WHAT TO DO. Without including any pictures, copy each entry below exactly.

LISTED ENTRIES.
--- --- ---
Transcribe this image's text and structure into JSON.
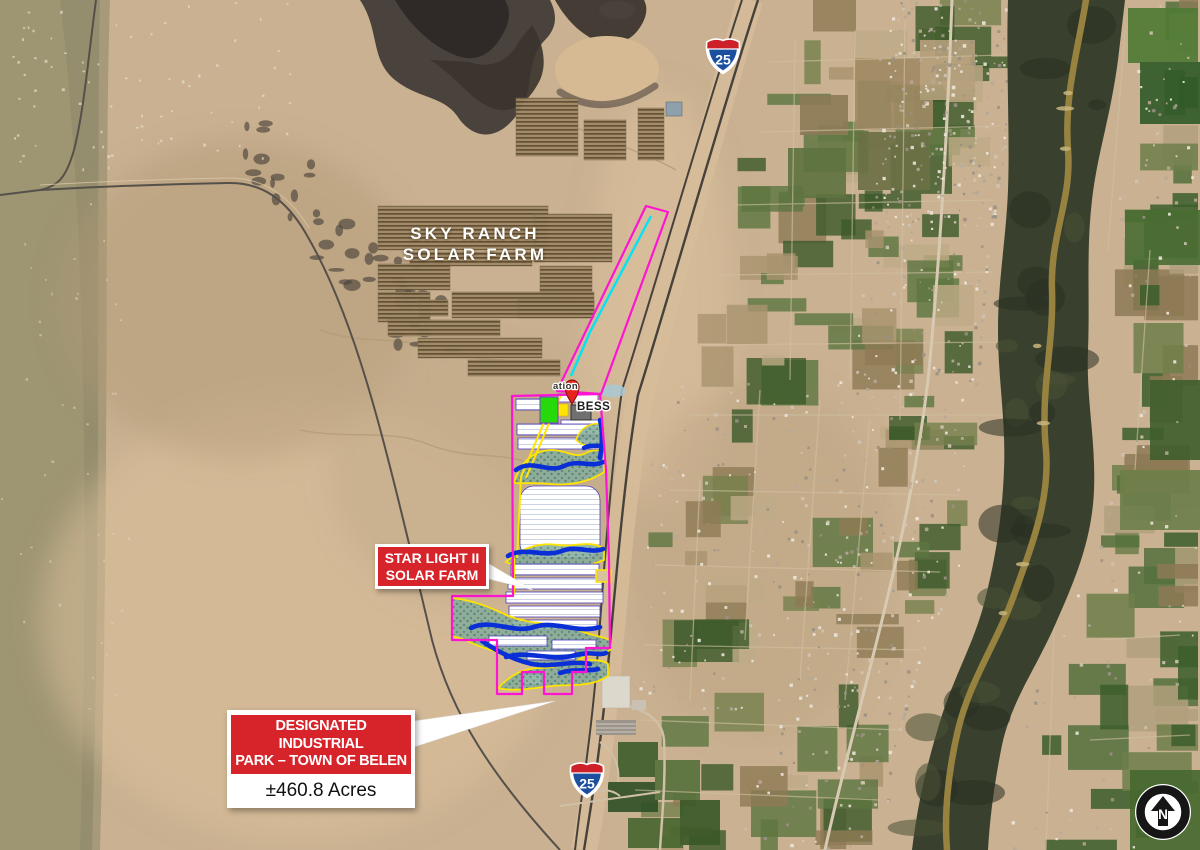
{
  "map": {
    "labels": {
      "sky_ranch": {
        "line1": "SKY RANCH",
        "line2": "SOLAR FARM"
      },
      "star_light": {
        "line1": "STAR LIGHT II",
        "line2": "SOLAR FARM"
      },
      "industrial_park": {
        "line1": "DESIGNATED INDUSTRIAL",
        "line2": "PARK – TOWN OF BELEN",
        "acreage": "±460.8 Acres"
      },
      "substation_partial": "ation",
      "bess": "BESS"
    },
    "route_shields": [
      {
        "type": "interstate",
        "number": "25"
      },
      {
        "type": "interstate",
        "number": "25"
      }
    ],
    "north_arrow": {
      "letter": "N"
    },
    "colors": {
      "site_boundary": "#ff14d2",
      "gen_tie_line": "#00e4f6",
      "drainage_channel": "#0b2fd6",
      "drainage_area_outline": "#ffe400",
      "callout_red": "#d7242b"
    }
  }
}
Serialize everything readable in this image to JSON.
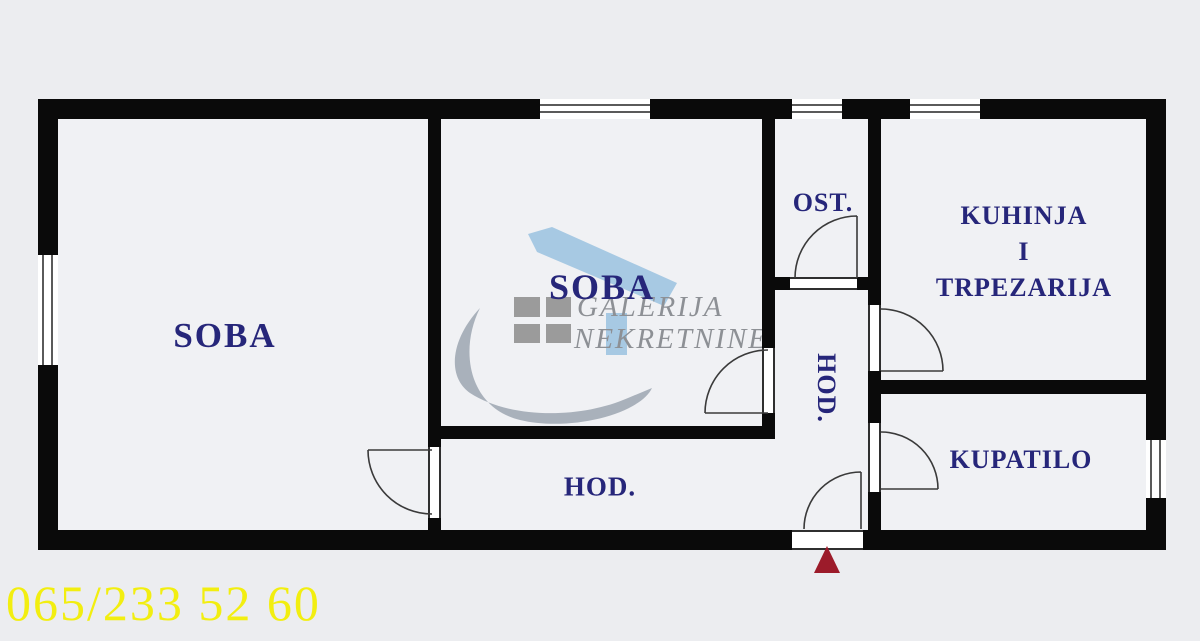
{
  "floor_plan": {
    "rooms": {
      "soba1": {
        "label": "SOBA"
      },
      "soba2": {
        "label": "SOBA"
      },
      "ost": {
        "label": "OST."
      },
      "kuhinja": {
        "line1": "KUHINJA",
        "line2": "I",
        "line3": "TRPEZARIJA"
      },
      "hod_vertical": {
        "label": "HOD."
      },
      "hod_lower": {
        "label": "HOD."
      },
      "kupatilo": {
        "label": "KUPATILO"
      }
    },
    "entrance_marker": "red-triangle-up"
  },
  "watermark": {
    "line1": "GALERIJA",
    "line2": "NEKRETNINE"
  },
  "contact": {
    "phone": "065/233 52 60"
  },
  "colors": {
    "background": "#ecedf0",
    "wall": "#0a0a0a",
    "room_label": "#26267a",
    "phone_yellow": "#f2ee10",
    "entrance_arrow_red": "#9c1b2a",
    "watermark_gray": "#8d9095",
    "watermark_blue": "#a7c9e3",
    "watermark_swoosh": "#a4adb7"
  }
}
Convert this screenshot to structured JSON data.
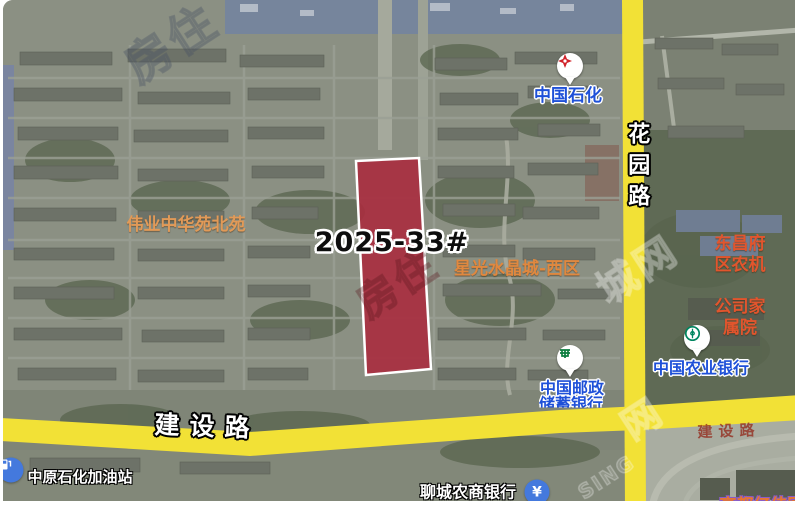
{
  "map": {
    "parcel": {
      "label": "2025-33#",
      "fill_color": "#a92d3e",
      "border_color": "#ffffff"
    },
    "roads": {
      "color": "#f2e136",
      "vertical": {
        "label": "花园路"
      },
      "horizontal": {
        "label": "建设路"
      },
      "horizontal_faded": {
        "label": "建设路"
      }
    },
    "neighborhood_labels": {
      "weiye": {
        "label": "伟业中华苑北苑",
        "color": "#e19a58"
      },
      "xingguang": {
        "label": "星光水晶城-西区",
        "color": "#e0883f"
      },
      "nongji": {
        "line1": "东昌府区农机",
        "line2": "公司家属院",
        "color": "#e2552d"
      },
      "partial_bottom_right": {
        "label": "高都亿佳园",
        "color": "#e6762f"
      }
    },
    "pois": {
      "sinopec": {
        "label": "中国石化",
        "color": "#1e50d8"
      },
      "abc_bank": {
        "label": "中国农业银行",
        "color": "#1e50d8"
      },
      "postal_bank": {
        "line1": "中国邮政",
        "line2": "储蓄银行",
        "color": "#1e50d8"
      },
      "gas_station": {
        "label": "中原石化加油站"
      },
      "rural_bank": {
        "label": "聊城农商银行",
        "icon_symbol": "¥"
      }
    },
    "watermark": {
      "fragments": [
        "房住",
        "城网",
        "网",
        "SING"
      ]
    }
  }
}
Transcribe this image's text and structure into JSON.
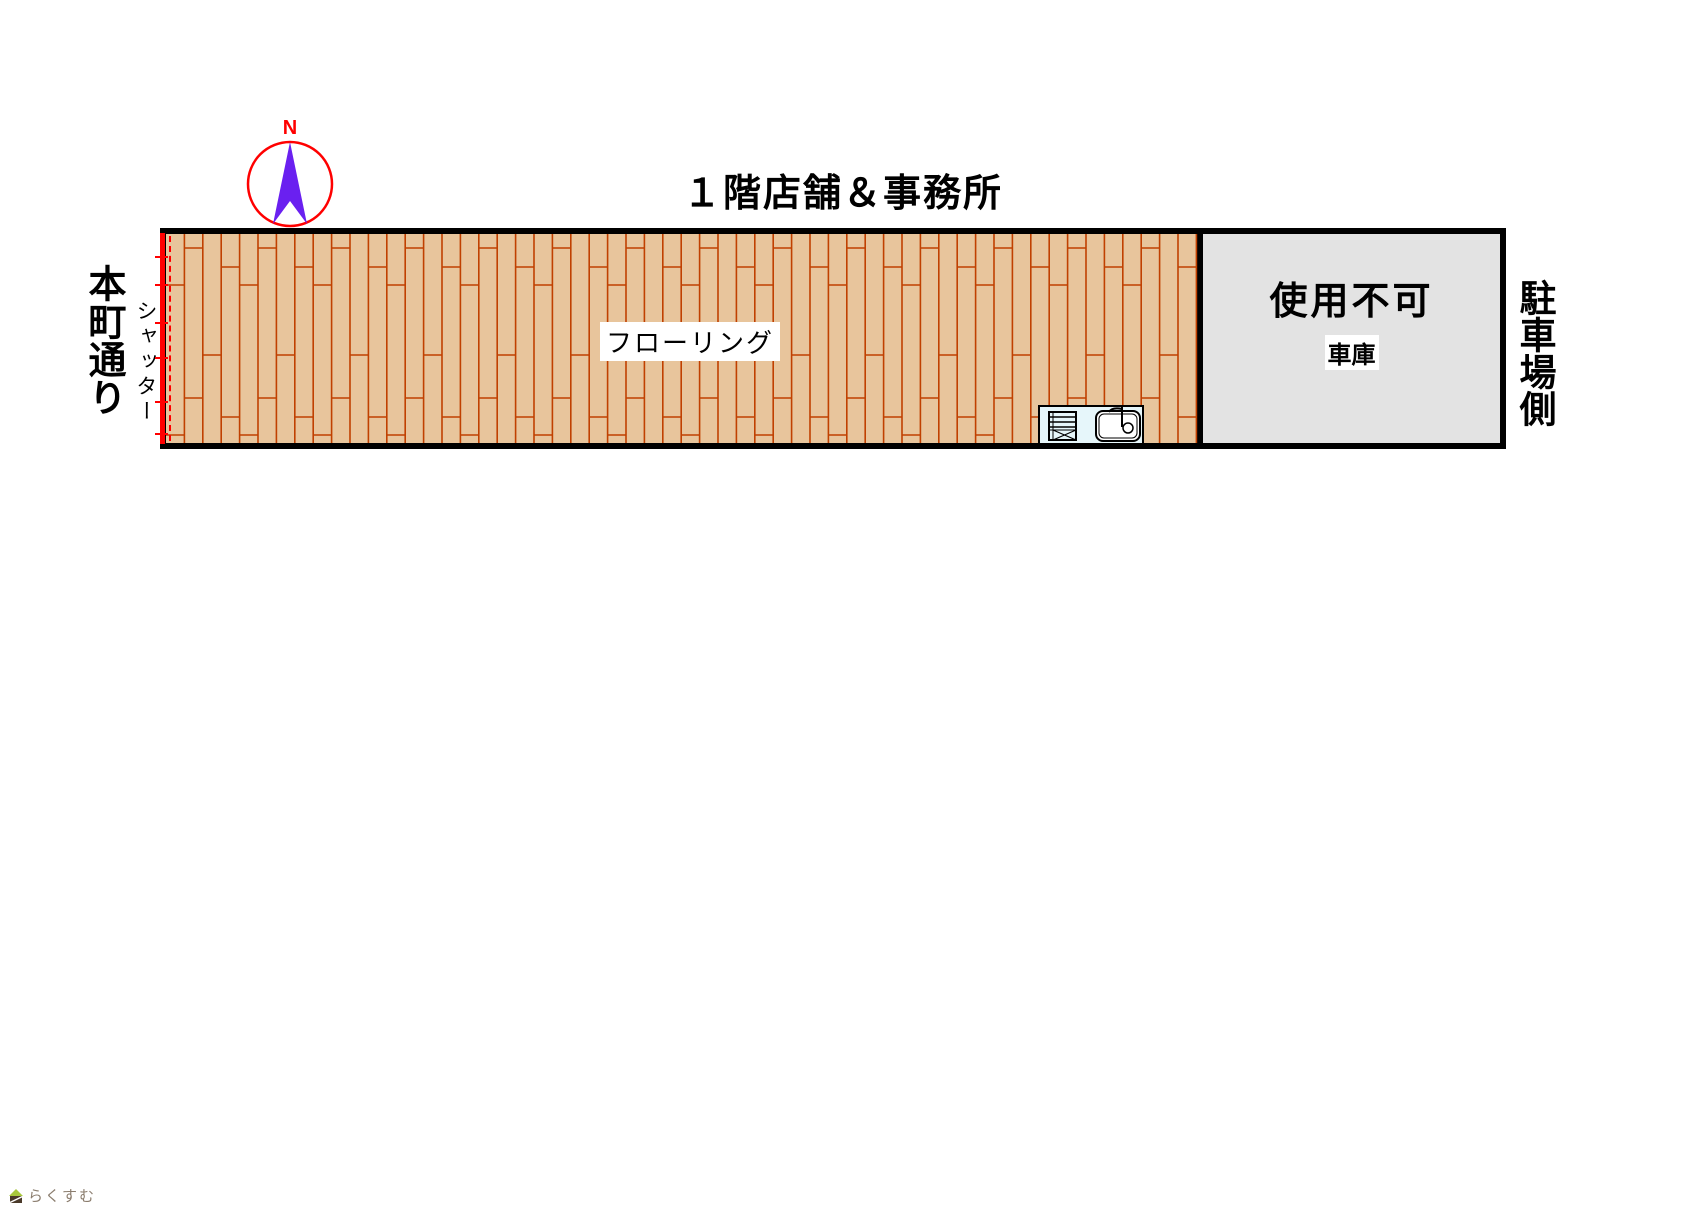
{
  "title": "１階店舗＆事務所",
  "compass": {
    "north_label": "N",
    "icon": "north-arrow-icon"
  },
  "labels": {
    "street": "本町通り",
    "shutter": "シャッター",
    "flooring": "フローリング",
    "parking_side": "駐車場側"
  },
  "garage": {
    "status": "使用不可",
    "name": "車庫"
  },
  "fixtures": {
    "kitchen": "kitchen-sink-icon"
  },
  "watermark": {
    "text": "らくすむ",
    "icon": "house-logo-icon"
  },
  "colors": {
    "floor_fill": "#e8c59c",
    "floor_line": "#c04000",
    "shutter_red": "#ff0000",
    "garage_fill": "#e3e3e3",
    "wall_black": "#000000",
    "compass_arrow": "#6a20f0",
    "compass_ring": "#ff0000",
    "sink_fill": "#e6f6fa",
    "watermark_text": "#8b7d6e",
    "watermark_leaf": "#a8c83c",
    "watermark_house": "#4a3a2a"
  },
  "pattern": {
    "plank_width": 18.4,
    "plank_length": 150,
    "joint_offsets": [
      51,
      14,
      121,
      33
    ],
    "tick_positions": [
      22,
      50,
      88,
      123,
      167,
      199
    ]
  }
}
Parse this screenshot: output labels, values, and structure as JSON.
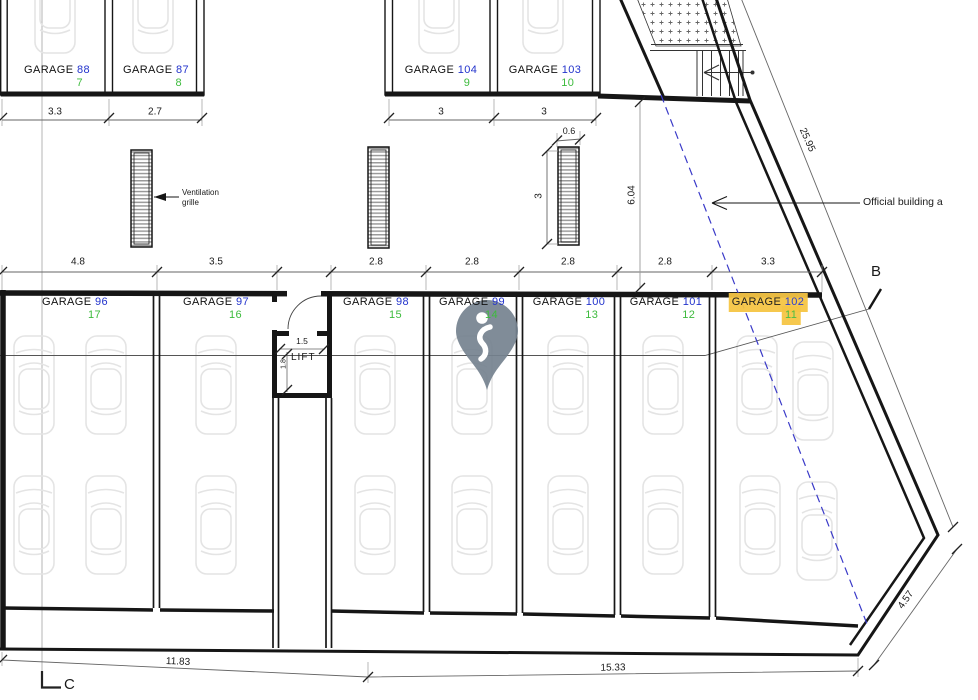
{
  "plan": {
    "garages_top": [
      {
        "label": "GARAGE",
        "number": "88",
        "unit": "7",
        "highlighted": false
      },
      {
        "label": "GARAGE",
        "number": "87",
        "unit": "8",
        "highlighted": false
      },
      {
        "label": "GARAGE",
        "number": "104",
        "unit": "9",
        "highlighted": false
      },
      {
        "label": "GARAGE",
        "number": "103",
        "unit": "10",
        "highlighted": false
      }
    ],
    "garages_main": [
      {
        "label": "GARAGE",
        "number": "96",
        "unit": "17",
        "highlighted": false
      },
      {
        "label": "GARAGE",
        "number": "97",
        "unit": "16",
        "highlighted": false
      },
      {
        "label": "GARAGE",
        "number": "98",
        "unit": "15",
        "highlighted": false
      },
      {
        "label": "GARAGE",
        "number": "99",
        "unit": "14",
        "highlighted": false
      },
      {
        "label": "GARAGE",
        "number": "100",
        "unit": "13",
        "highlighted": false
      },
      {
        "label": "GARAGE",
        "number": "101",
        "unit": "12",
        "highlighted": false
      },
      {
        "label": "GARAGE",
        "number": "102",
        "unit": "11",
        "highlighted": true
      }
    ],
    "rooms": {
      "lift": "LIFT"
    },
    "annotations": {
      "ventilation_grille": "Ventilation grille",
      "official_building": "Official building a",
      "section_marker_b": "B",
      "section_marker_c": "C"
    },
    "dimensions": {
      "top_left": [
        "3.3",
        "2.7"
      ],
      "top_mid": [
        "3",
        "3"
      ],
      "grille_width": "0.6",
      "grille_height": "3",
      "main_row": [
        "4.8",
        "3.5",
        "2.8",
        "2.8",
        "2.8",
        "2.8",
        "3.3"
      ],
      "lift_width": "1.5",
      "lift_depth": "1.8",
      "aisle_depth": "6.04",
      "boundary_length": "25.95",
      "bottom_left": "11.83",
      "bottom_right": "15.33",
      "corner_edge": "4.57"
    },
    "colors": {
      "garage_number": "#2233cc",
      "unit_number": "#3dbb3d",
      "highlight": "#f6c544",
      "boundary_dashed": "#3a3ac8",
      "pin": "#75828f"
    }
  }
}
--- --- ---
FINAL ANSWER.
Transcribe this image's text and structure into JSON.
{
  "map": {
    "labels": {
      "sky_ranch": {
        "line1": "SKY RANCH",
        "line2": "SOLAR FARM"
      },
      "star_light": {
        "line1": "STAR LIGHT II",
        "line2": "SOLAR FARM"
      },
      "industrial_park": {
        "line1": "DESIGNATED INDUSTRIAL",
        "line2": "PARK – TOWN OF BELEN",
        "acreage": "±460.8 Acres"
      },
      "substation_partial": "ation",
      "bess": "BESS"
    },
    "route_shields": [
      {
        "type": "interstate",
        "number": "25"
      },
      {
        "type": "interstate",
        "number": "25"
      }
    ],
    "north_arrow": {
      "letter": "N"
    },
    "colors": {
      "site_boundary": "#ff14d2",
      "gen_tie_line": "#00e4f6",
      "drainage_channel": "#0b2fd6",
      "drainage_area_outline": "#ffe400",
      "callout_red": "#d7242b"
    }
  }
}
Serialize everything readable in this image to JSON.
{
  "floor_plan": {
    "rooms": {
      "soba1": {
        "label": "SOBA"
      },
      "soba2": {
        "label": "SOBA"
      },
      "ost": {
        "label": "OST."
      },
      "kuhinja": {
        "line1": "KUHINJA",
        "line2": "I",
        "line3": "TRPEZARIJA"
      },
      "hod_vertical": {
        "label": "HOD."
      },
      "hod_lower": {
        "label": "HOD."
      },
      "kupatilo": {
        "label": "KUPATILO"
      }
    },
    "entrance_marker": "red-triangle-up"
  },
  "watermark": {
    "line1": "GALERIJA",
    "line2": "NEKRETNINE"
  },
  "contact": {
    "phone": "065/233 52 60"
  },
  "colors": {
    "background": "#ecedf0",
    "wall": "#0a0a0a",
    "room_label": "#26267a",
    "phone_yellow": "#f2ee10",
    "entrance_arrow_red": "#9c1b2a",
    "watermark_gray": "#8d9095",
    "watermark_blue": "#a7c9e3",
    "watermark_swoosh": "#a4adb7"
  }
}
Convert this screenshot to structured JSON data.
{
  "map": {
    "parcel": {
      "label": "2025-33#",
      "fill_color": "#a92d3e",
      "border_color": "#ffffff"
    },
    "roads": {
      "color": "#f2e136",
      "vertical": {
        "label": "花园路"
      },
      "horizontal": {
        "label": "建设路"
      },
      "horizontal_faded": {
        "label": "建设路"
      }
    },
    "neighborhood_labels": {
      "weiye": {
        "label": "伟业中华苑北苑",
        "color": "#e19a58"
      },
      "xingguang": {
        "label": "星光水晶城-西区",
        "color": "#e0883f"
      },
      "nongji": {
        "line1": "东昌府区农机",
        "line2": "公司家属院",
        "color": "#e2552d"
      },
      "partial_bottom_right": {
        "label": "高都亿佳园",
        "color": "#e6762f"
      }
    },
    "pois": {
      "sinopec": {
        "label": "中国石化",
        "color": "#1e50d8"
      },
      "abc_bank": {
        "label": "中国农业银行",
        "color": "#1e50d8"
      },
      "postal_bank": {
        "line1": "中国邮政",
        "line2": "储蓄银行",
        "color": "#1e50d8"
      },
      "gas_station": {
        "label": "中原石化加油站"
      },
      "rural_bank": {
        "label": "聊城农商银行",
        "icon_symbol": "¥"
      }
    },
    "watermark": {
      "fragments": [
        "房住",
        "城网",
        "网",
        "SING"
      ]
    }
  }
}
Transcribe this image's text and structure into JSON.
{
  "title": "１階店舗＆事務所",
  "compass": {
    "north_label": "N",
    "icon": "north-arrow-icon"
  },
  "labels": {
    "street": "本町通り",
    "shutter": "シャッター",
    "flooring": "フローリング",
    "parking_side": "駐車場側"
  },
  "garage": {
    "status": "使用不可",
    "name": "車庫"
  },
  "fixtures": {
    "kitchen": "kitchen-sink-icon"
  },
  "watermark": {
    "text": "らくすむ",
    "icon": "house-logo-icon"
  },
  "colors": {
    "floor_fill": "#e8c59c",
    "floor_line": "#c04000",
    "shutter_red": "#ff0000",
    "garage_fill": "#e3e3e3",
    "wall_black": "#000000",
    "compass_arrow": "#6a20f0",
    "compass_ring": "#ff0000",
    "sink_fill": "#e6f6fa",
    "watermark_text": "#8b7d6e",
    "watermark_leaf": "#a8c83c",
    "watermark_house": "#4a3a2a"
  },
  "pattern": {
    "plank_width": 18.4,
    "plank_length": 150,
    "joint_offsets": [
      51,
      14,
      121,
      33
    ],
    "tick_positions": [
      22,
      50,
      88,
      123,
      167,
      199
    ]
  }
}
Parse this screenshot: output labels, values, and structure as JSON.
{
  "plan": {
    "garages_top": [
      {
        "label": "GARAGE",
        "number": "88",
        "unit": "7",
        "highlighted": false
      },
      {
        "label": "GARAGE",
        "number": "87",
        "unit": "8",
        "highlighted": false
      },
      {
        "label": "GARAGE",
        "number": "104",
        "unit": "9",
        "highlighted": false
      },
      {
        "label": "GARAGE",
        "number": "103",
        "unit": "10",
        "highlighted": false
      }
    ],
    "garages_main": [
      {
        "label": "GARAGE",
        "number": "96",
        "unit": "17",
        "highlighted": false
      },
      {
        "label": "GARAGE",
        "number": "97",
        "unit": "16",
        "highlighted": false
      },
      {
        "label": "GARAGE",
        "number": "98",
        "unit": "15",
        "highlighted": false
      },
      {
        "label": "GARAGE",
        "number": "99",
        "unit": "14",
        "highlighted": false
      },
      {
        "label": "GARAGE",
        "number": "100",
        "unit": "13",
        "highlighted": false
      },
      {
        "label": "GARAGE",
        "number": "101",
        "unit": "12",
        "highlighted": false
      },
      {
        "label": "GARAGE",
        "number": "102",
        "unit": "11",
        "highlighted": true
      }
    ],
    "rooms": {
      "lift": "LIFT"
    },
    "annotations": {
      "ventilation_grille": "Ventilation grille",
      "official_building": "Official building a",
      "section_marker_b": "B",
      "section_marker_c": "C"
    },
    "dimensions": {
      "top_left": [
        "3.3",
        "2.7"
      ],
      "top_mid": [
        "3",
        "3"
      ],
      "grille_width": "0.6",
      "grille_height": "3",
      "main_row": [
        "4.8",
        "3.5",
        "2.8",
        "2.8",
        "2.8",
        "2.8",
        "3.3"
      ],
      "lift_width": "1.5",
      "lift_depth": "1.8",
      "aisle_depth": "6.04",
      "boundary_length": "25.95",
      "bottom_left": "11.83",
      "bottom_right": "15.33",
      "corner_edge": "4.57"
    },
    "colors": {
      "garage_number": "#2233cc",
      "unit_number": "#3dbb3d",
      "highlight": "#f6c544",
      "boundary_dashed": "#3a3ac8",
      "pin": "#75828f"
    }
  }
}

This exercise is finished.